**Task directions:** Write out all entries word for word.
[start]
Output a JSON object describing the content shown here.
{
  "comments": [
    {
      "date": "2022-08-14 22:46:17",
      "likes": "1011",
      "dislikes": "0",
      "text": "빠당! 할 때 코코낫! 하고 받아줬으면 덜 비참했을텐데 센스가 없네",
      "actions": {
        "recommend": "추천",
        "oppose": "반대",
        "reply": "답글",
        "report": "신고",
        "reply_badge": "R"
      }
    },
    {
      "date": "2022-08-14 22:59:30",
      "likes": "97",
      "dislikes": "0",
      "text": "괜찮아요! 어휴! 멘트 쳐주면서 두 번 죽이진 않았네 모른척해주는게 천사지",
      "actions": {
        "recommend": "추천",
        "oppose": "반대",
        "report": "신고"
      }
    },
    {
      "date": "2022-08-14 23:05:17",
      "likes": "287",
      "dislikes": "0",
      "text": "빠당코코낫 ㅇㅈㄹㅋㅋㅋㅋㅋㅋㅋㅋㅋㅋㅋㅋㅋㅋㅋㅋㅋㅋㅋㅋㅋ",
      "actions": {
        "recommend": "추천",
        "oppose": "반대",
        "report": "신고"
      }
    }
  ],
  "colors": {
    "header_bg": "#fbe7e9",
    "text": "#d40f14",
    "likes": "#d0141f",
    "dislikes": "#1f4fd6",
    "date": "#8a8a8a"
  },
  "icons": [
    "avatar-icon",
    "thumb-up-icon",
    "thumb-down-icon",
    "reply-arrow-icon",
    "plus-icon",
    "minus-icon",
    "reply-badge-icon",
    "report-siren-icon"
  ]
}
[end]
**Completed task:**
Output a JSON object describing the content shown here.
{
  "comments": [
    {
      "date": "2022-08-14 22:46:17",
      "likes": "1011",
      "dislikes": "0",
      "text": "빠당! 할 때 코코낫! 하고 받아줬으면 덜 비참했을텐데 센스가 없네",
      "actions": {
        "recommend": "추천",
        "oppose": "반대",
        "reply": "답글",
        "report": "신고",
        "reply_badge": "R"
      }
    },
    {
      "date": "2022-08-14 22:59:30",
      "likes": "97",
      "dislikes": "0",
      "text": "괜찮아요! 어휴! 멘트 쳐주면서 두 번 죽이진 않았네 모른척해주는게 천사지",
      "actions": {
        "recommend": "추천",
        "oppose": "반대",
        "report": "신고"
      }
    },
    {
      "date": "2022-08-14 23:05:17",
      "likes": "287",
      "dislikes": "0",
      "text": "빠당코코낫 ㅇㅈㄹㅋㅋㅋㅋㅋㅋㅋㅋㅋㅋㅋㅋㅋㅋㅋㅋㅋㅋㅋㅋㅋ",
      "actions": {
        "recommend": "추천",
        "oppose": "반대",
        "report": "신고"
      }
    }
  ],
  "colors": {
    "header_bg": "#fbe7e9",
    "text": "#d40f14",
    "likes": "#d0141f",
    "dislikes": "#1f4fd6",
    "date": "#8a8a8a"
  },
  "icons": [
    "avatar-icon",
    "thumb-up-icon",
    "thumb-down-icon",
    "reply-arrow-icon",
    "plus-icon",
    "minus-icon",
    "reply-badge-icon",
    "report-siren-icon"
  ]
}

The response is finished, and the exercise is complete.